Stored data:

^^^^^^^^

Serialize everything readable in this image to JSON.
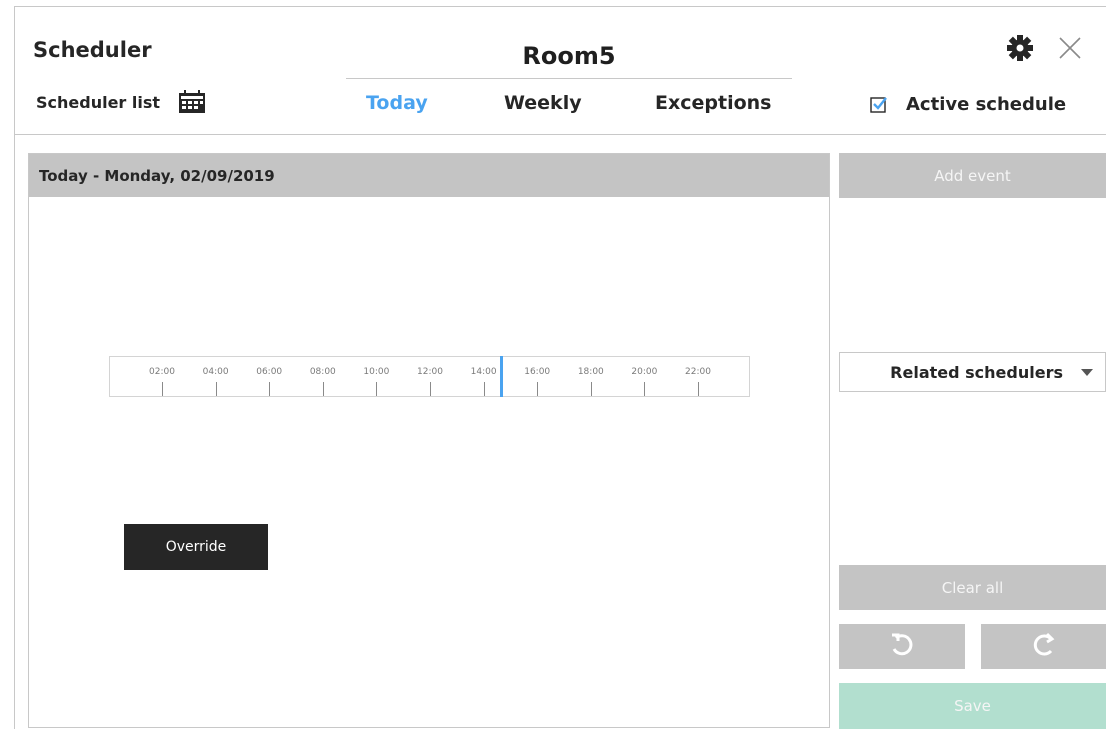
{
  "app_title": "Scheduler",
  "room_title": "Room5",
  "scheduler_list": {
    "label": "Scheduler list",
    "icon": "calendar-icon"
  },
  "tabs": [
    {
      "label": "Today",
      "active": true
    },
    {
      "label": "Weekly",
      "active": false
    },
    {
      "label": "Exceptions",
      "active": false
    }
  ],
  "header_icons": {
    "settings": "gear-icon",
    "close": "close-icon"
  },
  "active_schedule": {
    "label": "Active schedule",
    "checked": true
  },
  "panel": {
    "title": "Today - Monday, 02/09/2019"
  },
  "timeline": {
    "ticks": [
      "02:00",
      "04:00",
      "06:00",
      "08:00",
      "10:00",
      "12:00",
      "14:00",
      "16:00",
      "18:00",
      "20:00",
      "22:00"
    ],
    "current_time_hours": 14.6
  },
  "override_label": "Override",
  "sidebar": {
    "add_event": "Add event",
    "related_schedulers": "Related schedulers",
    "clear_all": "Clear all",
    "undo_icon": "undo-icon",
    "redo_icon": "redo-icon",
    "save": "Save"
  },
  "colors": {
    "accent": "#4aa3f0",
    "button_gray": "#c4c4c4",
    "save_green": "#b2dfcf",
    "override_dark": "#262626"
  }
}
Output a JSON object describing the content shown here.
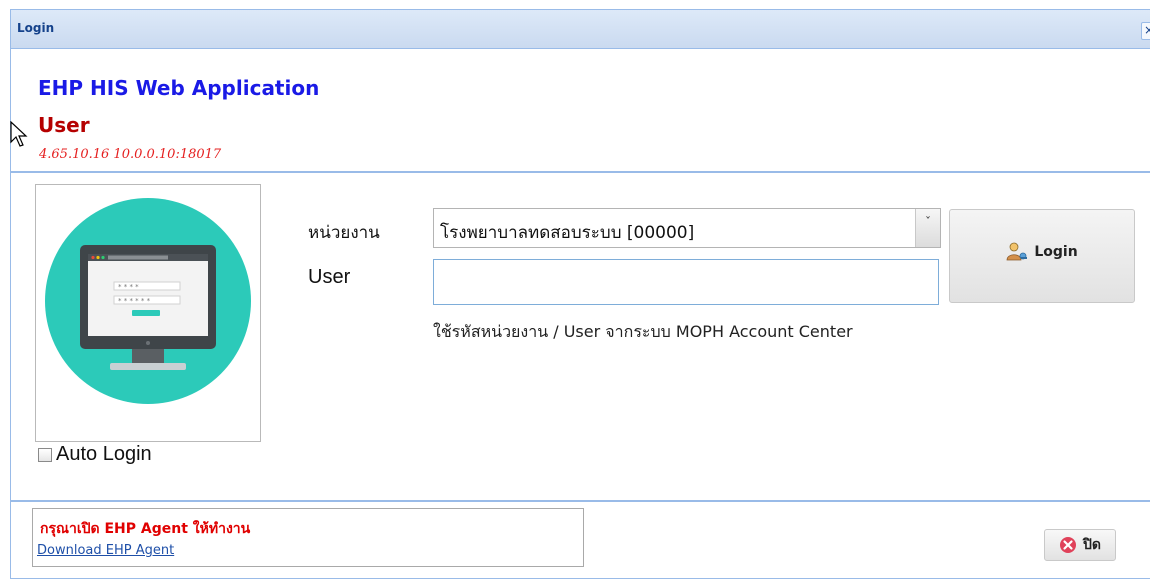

^^^^^^^^

** Short problem **
Copy the data exactly. Any picture it contains is to be omitted.

** Correct output **
Serialize everything readable in this image to JSON.
{
  "app_title": "Scheduler",
  "room_title": "Room5",
  "scheduler_list": {
    "label": "Scheduler list",
    "icon": "calendar-icon"
  },
  "tabs": [
    {
      "label": "Today",
      "active": true
    },
    {
      "label": "Weekly",
      "active": false
    },
    {
      "label": "Exceptions",
      "active": false
    }
  ],
  "header_icons": {
    "settings": "gear-icon",
    "close": "close-icon"
  },
  "active_schedule": {
    "label": "Active schedule",
    "checked": true
  },
  "panel": {
    "title": "Today - Monday, 02/09/2019"
  },
  "timeline": {
    "ticks": [
      "02:00",
      "04:00",
      "06:00",
      "08:00",
      "10:00",
      "12:00",
      "14:00",
      "16:00",
      "18:00",
      "20:00",
      "22:00"
    ],
    "current_time_hours": 14.6
  },
  "override_label": "Override",
  "sidebar": {
    "add_event": "Add event",
    "related_schedulers": "Related schedulers",
    "clear_all": "Clear all",
    "undo_icon": "undo-icon",
    "redo_icon": "redo-icon",
    "save": "Save"
  },
  "colors": {
    "accent": "#4aa3f0",
    "button_gray": "#c4c4c4",
    "save_green": "#b2dfcf",
    "override_dark": "#262626"
  }
}
Output a JSON object describing the content shown here.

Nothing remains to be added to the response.